Job
Quote, without change, all of the lines that follow.

[Figure dataset records]
# # # #

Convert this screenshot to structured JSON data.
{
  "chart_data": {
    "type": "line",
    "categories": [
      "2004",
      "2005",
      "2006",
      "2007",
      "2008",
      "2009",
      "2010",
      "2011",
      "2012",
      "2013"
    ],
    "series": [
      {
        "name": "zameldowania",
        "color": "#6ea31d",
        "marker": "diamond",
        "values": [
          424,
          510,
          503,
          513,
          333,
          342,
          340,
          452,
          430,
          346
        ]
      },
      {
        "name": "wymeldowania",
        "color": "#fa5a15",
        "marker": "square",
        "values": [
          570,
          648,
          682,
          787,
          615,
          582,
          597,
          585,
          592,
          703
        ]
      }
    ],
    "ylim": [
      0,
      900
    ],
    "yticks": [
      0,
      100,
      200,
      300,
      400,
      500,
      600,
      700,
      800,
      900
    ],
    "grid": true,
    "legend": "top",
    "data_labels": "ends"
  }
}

# # # #

Task answer
Convert this screenshot to structured JSON data.
{
  "chart_data": {
    "type": "line",
    "categories": [
      "2004",
      "2005",
      "2006",
      "2007",
      "2008",
      "2009",
      "2010",
      "2011",
      "2012",
      "2013"
    ],
    "series": [
      {
        "name": "zameldowania",
        "color": "#6ea31d",
        "marker": "diamond",
        "values": [
          424,
          510,
          503,
          513,
          333,
          342,
          340,
          452,
          430,
          346
        ]
      },
      {
        "name": "wymeldowania",
        "color": "#fa5a15",
        "marker": "square",
        "values": [
          570,
          648,
          682,
          787,
          615,
          582,
          597,
          585,
          592,
          703
        ]
      }
    ],
    "ylim": [
      0,
      900
    ],
    "yticks": [
      0,
      100,
      200,
      300,
      400,
      500,
      600,
      700,
      800,
      900
    ],
    "grid": true,
    "legend": "top",
    "data_labels": "ends"
  }
}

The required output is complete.